Task to complete: Print the complete set of entries exactly.

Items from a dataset

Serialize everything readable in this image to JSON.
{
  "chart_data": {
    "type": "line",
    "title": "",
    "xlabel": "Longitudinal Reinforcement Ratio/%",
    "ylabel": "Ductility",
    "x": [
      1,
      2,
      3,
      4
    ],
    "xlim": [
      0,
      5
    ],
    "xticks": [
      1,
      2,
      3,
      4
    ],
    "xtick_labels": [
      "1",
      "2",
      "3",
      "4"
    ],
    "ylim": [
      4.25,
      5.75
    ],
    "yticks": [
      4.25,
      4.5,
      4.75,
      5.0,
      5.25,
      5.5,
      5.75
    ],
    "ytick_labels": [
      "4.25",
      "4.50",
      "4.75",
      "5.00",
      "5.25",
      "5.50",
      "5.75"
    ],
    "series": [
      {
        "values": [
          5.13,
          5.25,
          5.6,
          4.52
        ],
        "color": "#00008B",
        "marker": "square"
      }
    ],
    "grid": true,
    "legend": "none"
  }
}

Task answer:
Serialize everything readable in this image to JSON.
{
  "chart_data": {
    "type": "line",
    "title": "",
    "xlabel": "Longitudinal Reinforcement Ratio/%",
    "ylabel": "Ductility",
    "x": [
      1,
      2,
      3,
      4
    ],
    "xlim": [
      0,
      5
    ],
    "xticks": [
      1,
      2,
      3,
      4
    ],
    "xtick_labels": [
      "1",
      "2",
      "3",
      "4"
    ],
    "ylim": [
      4.25,
      5.75
    ],
    "yticks": [
      4.25,
      4.5,
      4.75,
      5.0,
      5.25,
      5.5,
      5.75
    ],
    "ytick_labels": [
      "4.25",
      "4.50",
      "4.75",
      "5.00",
      "5.25",
      "5.50",
      "5.75"
    ],
    "series": [
      {
        "values": [
          5.13,
          5.25,
          5.6,
          4.52
        ],
        "color": "#00008B",
        "marker": "square"
      }
    ],
    "grid": true,
    "legend": "none"
  }
}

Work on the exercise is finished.